> _INPUT RECORDS_:
>>>
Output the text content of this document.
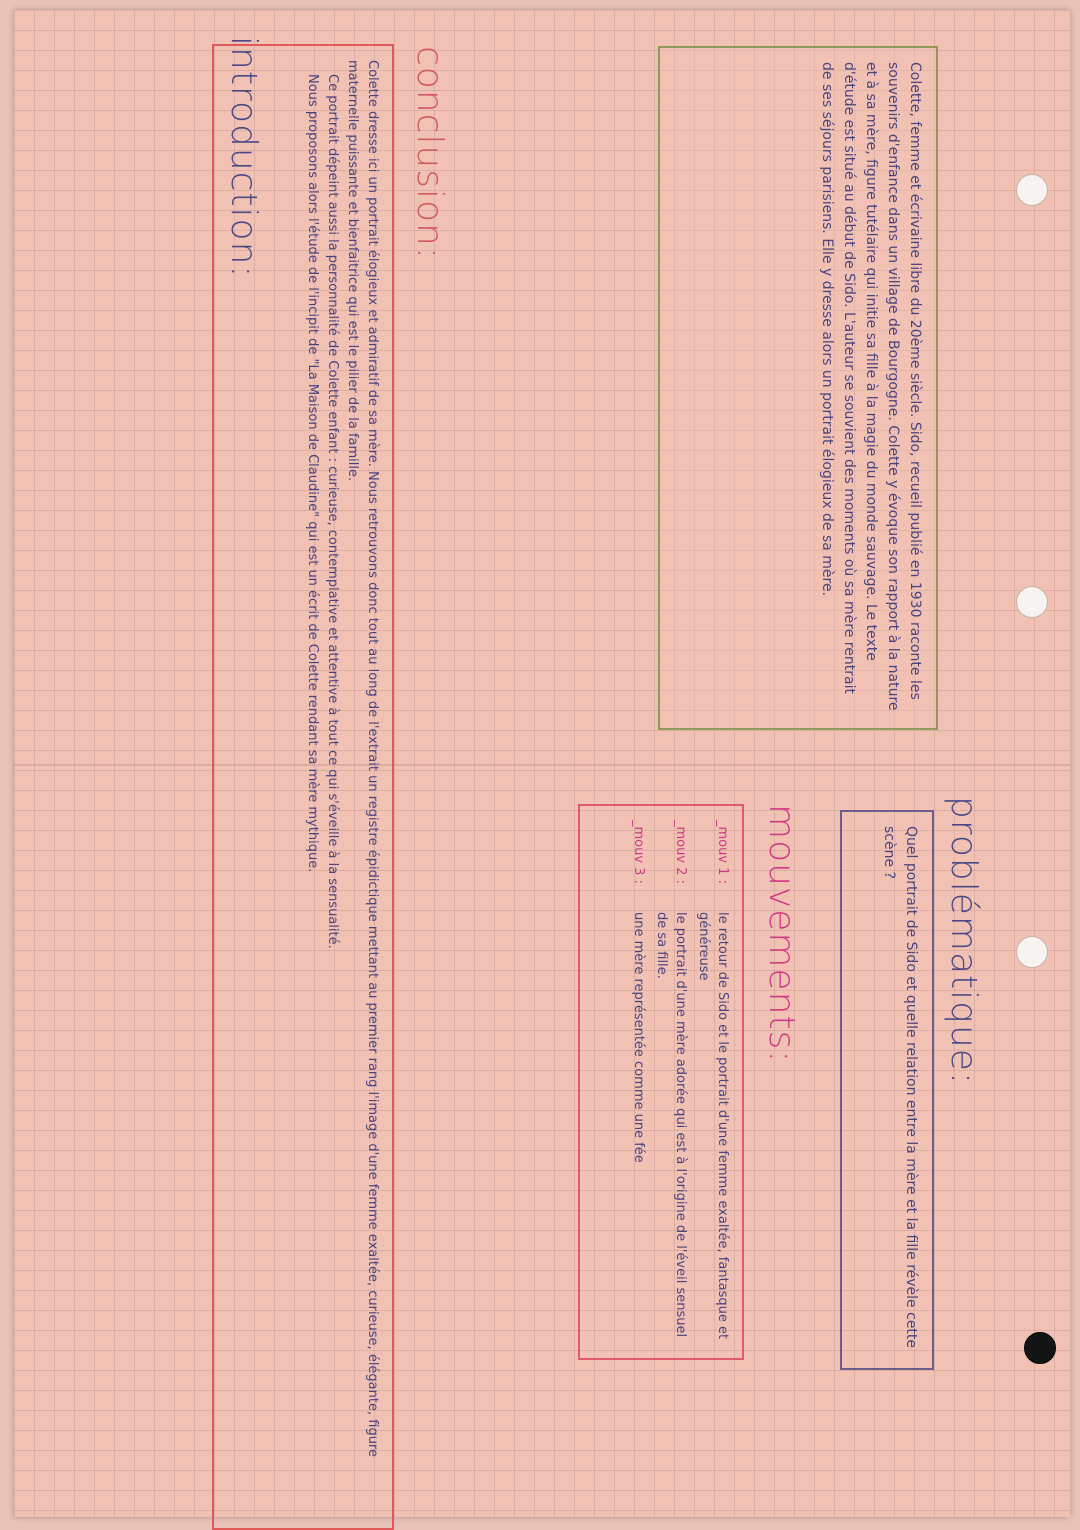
introduction:	Colette, femme et écrivaine libre du 20ème siècle. Sido, recueil publié en 1930 raconte les souvenirs d'enfance dans un village de Bourgogne. Colette y évoque son rapport à la nature et à sa mère, figure tutélaire qui initie sa fille à la magie du monde sauvage. Le texte d'étude est situé au début de Sido. L'auteur se souvient des moments où sa mère rentrait de ses séjours parisiens. Elle y dresse alors un portrait élogieux de sa mère.

conclusion:
Colette dresse ici un portrait élogieux et admiratif de sa mère. Nous retrouvons donc tout au long de l'extrait un registre épidictique mettant au premier rang l'image d'une femme exaltée, curieuse, élégante, figure maternelle puissante et bienfaitrice qui est le pilier de la famille.
Ce portrait dépeint aussi la personnalité de Colette enfant : curieuse, contemplative et attentive à tout ce qui s'éveille à la sensualité.
Nous proposons alors l'étude de l'incipit de "La Maison de Claudine" qui est un écrit de Colette rendant sa mère mythique.
problématique:

Quel portrait de Sido et quelle relation entre la mère et la fille révèle cette scène ?

mouvements:
_mouv 1 :
le retour de Sido et le portrait d'une femme exaltée, fantasque et généreuse
_mouv 2 :
le portrait d'une mère adorée qui est à l'origine de l'éveil sensuel de sa fille.
_mouv 3 :
une mère représentée comme une fée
<<<
> _YOUR OBJECTIVE_:
Look for "Nous" and pull out every line that has it.

> _RESPONSE TO THIS EXERCISE_:
Colette dresse ici un portrait élogieux et admiratif de sa mère. Nous retrouvons donc tout au long de l'extrait un registre épidictique mettant au premier rang l'image d'une femme exaltée, curieuse, élégante, figure maternelle puissante et bienfaitrice qui est le pilier de la famille.
Nous proposons alors l'étude de l'incipit de "La Maison de Claudine" qui est un écrit de Colette rendant sa mère mythique.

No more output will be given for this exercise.